-- Start of Records for processing --
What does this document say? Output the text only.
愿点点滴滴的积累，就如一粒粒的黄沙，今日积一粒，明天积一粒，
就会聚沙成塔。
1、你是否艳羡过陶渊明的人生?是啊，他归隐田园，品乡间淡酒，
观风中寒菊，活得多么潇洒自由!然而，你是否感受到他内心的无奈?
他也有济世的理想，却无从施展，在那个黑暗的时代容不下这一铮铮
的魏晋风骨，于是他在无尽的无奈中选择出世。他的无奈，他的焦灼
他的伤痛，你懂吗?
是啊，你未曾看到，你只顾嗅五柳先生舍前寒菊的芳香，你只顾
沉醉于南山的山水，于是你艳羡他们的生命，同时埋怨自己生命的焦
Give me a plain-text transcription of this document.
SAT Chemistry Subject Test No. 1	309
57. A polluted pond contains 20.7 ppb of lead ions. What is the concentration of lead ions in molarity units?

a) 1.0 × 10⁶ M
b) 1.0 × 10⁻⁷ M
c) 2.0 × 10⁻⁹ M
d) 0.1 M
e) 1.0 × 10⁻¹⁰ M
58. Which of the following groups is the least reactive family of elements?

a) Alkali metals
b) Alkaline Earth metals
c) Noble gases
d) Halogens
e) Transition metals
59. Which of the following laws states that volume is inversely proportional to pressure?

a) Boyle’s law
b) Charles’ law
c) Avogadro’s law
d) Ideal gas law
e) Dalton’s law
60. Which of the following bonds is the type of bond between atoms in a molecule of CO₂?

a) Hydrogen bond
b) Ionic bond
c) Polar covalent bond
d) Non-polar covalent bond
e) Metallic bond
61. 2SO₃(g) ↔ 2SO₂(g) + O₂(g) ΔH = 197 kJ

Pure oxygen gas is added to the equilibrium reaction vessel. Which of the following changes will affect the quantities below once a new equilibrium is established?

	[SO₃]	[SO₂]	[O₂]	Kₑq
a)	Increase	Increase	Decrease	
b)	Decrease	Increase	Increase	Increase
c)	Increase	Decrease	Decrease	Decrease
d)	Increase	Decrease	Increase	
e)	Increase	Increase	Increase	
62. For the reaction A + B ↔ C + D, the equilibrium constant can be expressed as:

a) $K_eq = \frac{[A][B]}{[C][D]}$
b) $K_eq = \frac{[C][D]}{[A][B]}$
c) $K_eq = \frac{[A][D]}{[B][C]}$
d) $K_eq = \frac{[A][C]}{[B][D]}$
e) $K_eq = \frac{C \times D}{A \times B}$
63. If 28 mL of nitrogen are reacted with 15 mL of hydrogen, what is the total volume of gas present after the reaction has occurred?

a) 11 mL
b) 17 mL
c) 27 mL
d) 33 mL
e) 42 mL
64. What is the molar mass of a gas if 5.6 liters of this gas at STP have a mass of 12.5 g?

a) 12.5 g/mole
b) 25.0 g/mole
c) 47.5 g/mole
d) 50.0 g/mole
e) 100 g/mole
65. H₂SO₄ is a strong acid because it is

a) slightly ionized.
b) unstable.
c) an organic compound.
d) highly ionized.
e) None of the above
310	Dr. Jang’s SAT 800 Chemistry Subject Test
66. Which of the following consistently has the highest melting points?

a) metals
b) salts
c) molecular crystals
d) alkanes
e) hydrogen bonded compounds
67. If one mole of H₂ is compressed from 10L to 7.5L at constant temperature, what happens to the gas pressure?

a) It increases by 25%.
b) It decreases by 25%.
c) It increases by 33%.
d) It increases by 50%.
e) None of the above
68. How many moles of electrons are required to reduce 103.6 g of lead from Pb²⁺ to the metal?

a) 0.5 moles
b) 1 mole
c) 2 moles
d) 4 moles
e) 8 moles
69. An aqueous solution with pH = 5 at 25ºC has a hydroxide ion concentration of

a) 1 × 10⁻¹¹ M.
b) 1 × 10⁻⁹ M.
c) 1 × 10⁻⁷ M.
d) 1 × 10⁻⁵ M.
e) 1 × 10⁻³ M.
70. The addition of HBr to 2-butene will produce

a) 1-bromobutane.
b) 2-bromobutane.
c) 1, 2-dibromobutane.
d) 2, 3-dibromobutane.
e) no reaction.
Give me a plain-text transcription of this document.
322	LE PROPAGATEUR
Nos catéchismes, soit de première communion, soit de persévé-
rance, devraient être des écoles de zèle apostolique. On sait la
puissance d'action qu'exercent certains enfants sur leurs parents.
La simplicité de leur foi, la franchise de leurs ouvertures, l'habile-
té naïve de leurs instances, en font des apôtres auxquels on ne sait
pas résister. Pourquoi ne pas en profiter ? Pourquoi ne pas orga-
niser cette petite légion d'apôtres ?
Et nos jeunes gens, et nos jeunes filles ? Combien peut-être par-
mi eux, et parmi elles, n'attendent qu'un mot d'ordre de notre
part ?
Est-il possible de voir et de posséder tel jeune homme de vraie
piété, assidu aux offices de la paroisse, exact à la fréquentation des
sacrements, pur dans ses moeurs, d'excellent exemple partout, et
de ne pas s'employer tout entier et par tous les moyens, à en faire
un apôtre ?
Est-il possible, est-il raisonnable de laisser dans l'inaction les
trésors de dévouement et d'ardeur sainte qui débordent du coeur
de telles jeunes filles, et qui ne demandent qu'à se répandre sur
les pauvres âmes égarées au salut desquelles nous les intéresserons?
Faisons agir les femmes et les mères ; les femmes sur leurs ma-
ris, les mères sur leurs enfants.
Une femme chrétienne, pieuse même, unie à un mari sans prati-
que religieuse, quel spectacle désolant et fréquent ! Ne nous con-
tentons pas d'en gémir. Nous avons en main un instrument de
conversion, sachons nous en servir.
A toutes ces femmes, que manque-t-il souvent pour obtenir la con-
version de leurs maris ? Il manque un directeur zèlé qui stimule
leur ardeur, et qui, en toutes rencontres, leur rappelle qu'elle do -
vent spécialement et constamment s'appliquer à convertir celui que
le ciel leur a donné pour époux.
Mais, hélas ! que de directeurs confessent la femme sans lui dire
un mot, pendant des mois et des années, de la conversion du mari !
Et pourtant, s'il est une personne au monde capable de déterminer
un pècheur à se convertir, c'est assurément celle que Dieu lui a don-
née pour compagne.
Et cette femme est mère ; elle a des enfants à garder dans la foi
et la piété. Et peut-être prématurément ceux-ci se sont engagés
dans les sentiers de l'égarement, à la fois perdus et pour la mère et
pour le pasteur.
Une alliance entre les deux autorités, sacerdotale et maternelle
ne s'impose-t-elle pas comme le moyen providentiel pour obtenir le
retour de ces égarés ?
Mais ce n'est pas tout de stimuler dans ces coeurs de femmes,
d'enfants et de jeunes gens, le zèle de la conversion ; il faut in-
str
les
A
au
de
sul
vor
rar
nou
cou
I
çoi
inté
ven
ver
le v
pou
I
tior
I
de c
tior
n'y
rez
-- End of Records for processing --
Do this: Gather up every line from the listing above in which the word "Chemistry" occurs.

Finished answer:
SAT Chemistry Subject Test No. 1	309
310	Dr. Jang’s SAT 800 Chemistry Subject Test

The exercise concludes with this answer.